### [EXERCISE GOAL]
Where a line of the listing below includes the word "text", reproduce that line.

### [INPUT]
════════════════

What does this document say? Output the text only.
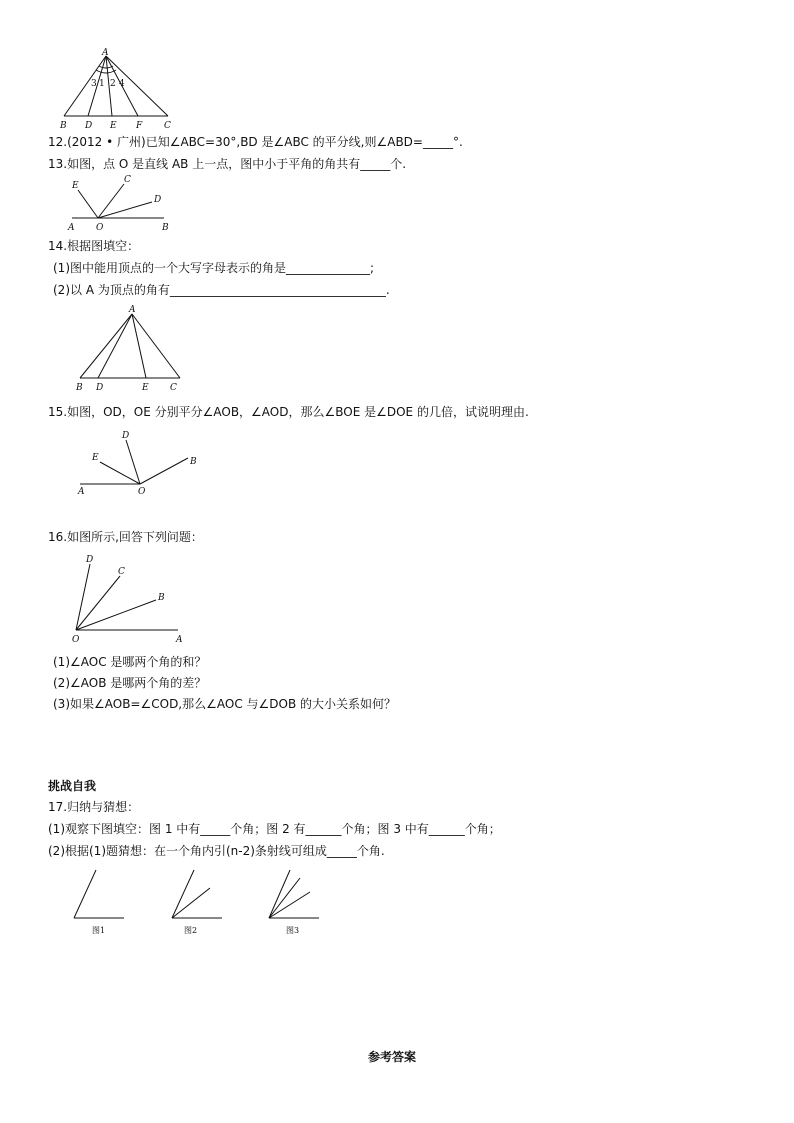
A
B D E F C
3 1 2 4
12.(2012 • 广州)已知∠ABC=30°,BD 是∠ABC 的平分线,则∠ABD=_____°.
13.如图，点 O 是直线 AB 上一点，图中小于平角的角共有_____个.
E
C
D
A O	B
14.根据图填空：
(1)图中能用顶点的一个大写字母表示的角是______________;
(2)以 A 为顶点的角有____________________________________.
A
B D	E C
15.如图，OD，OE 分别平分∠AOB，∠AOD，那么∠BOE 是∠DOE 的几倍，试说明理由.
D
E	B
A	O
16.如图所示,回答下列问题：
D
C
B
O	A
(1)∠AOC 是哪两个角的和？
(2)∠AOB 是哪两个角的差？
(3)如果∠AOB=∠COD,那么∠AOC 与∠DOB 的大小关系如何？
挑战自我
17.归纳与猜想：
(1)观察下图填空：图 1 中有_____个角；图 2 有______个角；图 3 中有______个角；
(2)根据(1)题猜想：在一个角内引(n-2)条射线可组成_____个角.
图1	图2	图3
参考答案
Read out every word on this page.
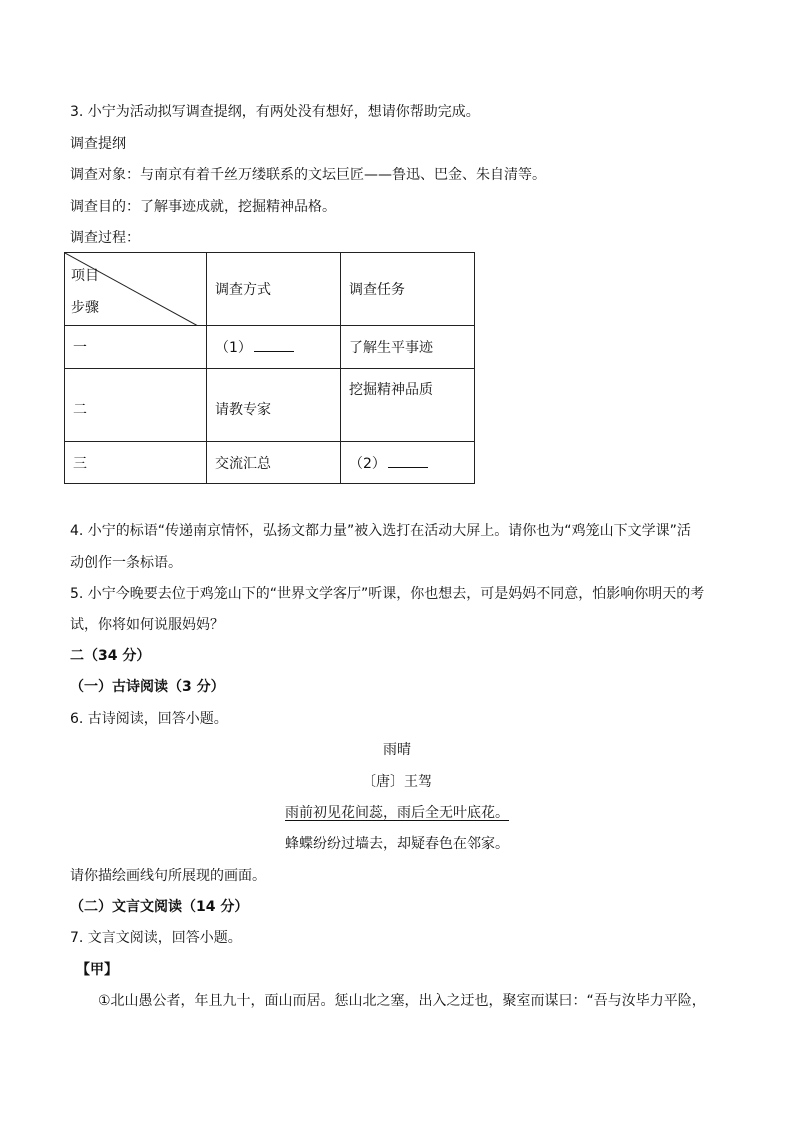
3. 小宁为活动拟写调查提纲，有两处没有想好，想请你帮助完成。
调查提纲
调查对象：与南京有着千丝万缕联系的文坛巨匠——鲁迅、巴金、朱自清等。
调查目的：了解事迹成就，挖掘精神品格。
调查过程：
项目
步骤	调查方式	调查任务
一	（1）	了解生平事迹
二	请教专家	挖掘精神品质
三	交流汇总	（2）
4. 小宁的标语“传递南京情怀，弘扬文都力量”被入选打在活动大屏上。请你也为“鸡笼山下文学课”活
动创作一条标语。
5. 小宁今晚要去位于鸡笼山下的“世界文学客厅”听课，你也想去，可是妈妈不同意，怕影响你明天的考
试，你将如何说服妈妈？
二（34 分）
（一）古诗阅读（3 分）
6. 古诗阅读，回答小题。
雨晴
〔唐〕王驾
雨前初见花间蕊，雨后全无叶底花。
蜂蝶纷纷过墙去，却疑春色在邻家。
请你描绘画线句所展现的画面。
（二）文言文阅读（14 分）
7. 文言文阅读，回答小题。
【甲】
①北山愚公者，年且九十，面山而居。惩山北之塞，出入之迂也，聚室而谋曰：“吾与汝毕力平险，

════════════════

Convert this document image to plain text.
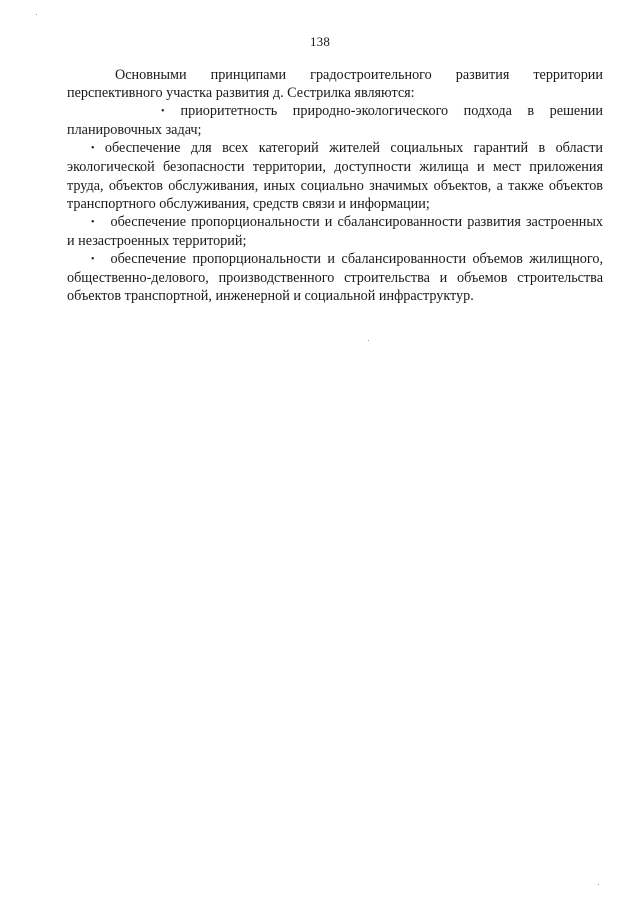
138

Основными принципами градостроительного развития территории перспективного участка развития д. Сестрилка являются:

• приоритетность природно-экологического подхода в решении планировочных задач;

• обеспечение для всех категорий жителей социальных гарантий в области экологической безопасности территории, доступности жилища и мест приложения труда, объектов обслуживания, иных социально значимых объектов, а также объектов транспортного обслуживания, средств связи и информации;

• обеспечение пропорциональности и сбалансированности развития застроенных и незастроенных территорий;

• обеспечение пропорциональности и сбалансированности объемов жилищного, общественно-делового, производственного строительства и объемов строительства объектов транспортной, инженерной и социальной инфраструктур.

════════════════

### [RIGHT ANSWER]
What does this document say? Output the text only.
Convert this document image to plain text.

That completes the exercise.